» Data provided:
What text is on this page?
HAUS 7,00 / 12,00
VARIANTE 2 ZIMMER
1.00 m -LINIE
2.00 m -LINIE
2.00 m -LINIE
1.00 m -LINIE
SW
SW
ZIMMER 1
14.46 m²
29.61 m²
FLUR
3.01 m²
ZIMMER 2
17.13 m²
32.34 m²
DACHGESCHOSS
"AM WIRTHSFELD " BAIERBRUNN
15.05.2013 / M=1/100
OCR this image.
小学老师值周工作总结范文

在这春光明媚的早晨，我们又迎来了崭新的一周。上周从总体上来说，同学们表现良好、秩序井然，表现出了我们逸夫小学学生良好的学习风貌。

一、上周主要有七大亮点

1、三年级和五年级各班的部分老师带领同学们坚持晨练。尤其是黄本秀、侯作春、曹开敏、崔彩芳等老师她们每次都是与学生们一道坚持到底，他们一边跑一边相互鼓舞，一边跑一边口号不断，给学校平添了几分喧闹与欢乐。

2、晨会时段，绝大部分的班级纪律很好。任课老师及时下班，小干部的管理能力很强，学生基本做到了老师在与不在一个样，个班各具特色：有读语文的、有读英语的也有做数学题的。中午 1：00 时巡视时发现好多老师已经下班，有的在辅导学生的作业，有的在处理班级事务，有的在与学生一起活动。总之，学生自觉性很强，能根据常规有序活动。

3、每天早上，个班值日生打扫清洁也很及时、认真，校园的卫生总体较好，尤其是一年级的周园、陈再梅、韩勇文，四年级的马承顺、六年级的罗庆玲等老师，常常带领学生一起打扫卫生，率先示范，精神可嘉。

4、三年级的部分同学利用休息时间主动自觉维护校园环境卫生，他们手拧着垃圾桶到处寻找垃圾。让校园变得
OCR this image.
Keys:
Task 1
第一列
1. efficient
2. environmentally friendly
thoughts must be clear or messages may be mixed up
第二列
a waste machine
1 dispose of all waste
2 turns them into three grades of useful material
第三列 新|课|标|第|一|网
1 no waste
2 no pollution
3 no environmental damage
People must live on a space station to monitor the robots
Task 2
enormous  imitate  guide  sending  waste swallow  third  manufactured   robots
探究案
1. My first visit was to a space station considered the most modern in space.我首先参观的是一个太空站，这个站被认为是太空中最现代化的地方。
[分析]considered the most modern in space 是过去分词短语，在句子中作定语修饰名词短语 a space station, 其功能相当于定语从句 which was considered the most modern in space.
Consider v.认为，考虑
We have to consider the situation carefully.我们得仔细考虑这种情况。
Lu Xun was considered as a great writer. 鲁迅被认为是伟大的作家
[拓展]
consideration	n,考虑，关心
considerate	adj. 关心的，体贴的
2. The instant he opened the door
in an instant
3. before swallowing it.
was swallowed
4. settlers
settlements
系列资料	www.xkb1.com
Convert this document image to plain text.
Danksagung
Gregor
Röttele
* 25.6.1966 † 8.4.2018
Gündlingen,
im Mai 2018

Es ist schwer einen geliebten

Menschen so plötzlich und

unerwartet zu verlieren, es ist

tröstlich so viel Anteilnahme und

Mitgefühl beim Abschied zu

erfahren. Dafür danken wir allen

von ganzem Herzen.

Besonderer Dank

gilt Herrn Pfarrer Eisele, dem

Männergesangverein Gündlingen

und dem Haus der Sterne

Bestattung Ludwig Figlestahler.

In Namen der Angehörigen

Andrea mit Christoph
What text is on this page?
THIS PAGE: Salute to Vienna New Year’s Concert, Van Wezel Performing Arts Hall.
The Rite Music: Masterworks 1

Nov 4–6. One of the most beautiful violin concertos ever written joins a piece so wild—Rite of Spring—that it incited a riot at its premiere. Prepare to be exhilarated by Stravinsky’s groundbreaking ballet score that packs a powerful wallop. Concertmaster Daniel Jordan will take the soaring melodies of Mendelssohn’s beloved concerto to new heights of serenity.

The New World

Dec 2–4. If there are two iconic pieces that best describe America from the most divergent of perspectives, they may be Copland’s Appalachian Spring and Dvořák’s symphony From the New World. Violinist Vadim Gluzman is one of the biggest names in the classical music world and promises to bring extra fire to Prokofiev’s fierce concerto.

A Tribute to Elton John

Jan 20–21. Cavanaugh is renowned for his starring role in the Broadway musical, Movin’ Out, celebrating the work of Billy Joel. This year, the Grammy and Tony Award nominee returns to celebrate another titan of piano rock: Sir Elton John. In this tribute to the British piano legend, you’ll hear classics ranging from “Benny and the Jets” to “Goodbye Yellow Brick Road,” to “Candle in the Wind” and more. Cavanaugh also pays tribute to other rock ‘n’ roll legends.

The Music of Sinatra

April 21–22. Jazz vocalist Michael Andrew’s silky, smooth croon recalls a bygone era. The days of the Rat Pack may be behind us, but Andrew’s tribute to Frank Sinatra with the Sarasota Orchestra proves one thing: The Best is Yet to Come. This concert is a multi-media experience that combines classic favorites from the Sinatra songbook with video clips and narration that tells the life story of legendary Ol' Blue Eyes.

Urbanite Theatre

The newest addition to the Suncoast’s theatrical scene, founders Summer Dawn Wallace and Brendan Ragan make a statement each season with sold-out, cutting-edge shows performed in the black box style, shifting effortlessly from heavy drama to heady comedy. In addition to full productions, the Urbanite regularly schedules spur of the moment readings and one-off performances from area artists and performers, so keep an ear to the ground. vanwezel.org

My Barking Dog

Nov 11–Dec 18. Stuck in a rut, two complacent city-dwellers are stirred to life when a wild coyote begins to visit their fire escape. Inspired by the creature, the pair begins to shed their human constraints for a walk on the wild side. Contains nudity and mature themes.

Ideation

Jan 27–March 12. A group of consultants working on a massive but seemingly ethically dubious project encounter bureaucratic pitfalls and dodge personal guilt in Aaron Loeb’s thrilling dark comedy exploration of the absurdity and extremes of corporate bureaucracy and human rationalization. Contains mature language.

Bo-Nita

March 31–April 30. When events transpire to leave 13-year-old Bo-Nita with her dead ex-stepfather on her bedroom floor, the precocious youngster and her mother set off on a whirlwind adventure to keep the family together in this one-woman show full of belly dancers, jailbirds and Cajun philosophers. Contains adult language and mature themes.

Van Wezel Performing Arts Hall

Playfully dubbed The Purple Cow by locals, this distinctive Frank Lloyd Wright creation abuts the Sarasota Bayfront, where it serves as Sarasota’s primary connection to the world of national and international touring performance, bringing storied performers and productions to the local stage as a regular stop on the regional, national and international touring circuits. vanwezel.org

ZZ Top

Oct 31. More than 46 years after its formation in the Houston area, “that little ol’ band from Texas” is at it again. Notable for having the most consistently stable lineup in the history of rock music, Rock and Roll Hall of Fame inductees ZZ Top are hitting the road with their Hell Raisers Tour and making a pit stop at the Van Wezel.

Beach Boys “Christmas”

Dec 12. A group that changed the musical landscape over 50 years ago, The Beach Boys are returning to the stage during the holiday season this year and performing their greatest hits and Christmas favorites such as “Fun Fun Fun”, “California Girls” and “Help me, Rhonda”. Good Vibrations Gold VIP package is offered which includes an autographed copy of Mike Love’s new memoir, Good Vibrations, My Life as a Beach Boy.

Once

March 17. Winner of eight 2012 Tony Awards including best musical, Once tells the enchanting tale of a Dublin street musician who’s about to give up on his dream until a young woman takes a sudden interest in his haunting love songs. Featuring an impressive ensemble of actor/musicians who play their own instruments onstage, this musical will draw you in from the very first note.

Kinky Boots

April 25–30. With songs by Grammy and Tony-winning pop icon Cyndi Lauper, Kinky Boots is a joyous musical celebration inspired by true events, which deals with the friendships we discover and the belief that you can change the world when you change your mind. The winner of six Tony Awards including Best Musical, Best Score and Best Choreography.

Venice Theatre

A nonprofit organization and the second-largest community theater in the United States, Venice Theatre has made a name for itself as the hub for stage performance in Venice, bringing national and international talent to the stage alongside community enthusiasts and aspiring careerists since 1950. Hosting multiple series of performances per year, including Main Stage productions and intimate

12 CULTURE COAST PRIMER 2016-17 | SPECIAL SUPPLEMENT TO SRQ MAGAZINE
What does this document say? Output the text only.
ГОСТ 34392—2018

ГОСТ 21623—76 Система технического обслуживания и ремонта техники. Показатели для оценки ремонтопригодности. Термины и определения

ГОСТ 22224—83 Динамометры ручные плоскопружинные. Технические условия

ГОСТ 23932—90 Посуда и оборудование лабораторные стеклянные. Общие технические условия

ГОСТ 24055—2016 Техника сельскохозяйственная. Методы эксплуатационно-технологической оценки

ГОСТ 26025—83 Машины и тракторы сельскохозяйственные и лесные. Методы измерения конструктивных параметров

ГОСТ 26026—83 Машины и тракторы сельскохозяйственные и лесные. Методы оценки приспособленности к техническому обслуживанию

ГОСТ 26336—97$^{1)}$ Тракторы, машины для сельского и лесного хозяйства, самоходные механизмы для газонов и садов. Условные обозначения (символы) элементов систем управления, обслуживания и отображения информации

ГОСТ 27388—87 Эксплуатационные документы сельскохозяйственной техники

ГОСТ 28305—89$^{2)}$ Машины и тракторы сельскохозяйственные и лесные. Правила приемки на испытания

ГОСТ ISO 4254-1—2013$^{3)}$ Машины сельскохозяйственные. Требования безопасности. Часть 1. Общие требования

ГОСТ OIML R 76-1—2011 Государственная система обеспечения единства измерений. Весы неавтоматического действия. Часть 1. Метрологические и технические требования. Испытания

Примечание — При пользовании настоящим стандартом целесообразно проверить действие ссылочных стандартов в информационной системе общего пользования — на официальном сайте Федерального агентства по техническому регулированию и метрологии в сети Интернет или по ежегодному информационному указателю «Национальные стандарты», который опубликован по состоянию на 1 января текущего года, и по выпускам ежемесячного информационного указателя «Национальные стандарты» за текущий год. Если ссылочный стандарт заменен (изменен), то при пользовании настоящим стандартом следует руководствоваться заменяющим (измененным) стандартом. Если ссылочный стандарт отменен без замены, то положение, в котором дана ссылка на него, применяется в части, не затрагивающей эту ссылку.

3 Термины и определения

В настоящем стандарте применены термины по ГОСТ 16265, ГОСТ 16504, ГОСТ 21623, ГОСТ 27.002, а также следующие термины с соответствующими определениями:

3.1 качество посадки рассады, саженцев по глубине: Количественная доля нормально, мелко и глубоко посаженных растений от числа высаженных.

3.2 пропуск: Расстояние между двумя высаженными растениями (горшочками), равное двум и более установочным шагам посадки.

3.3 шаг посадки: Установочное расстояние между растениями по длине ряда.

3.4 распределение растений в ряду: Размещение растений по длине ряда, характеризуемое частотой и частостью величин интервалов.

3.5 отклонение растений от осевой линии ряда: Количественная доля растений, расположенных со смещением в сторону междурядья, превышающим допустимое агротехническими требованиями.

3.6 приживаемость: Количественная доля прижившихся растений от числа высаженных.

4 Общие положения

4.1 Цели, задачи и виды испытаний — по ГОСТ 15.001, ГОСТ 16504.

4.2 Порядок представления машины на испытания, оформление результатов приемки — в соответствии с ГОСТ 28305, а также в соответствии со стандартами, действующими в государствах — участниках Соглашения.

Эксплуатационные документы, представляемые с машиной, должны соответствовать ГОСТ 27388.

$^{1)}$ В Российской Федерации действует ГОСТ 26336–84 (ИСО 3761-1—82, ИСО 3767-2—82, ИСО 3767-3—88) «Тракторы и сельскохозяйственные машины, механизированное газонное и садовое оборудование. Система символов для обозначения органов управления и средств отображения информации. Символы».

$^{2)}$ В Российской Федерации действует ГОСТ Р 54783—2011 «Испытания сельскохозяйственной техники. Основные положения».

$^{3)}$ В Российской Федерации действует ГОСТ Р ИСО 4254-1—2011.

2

» Task to carry out:
Using the listing above, pull out all lines that hold the word "сельскохозяйственной".

» Reply to the exercise:
ГОСТ 27388—87 Эксплуатационные документы сельскохозяйственной техники
$^{2)}$ В Российской Федерации действует ГОСТ Р 54783—2011 «Испытания сельскохозяйственной техники. Основные положения».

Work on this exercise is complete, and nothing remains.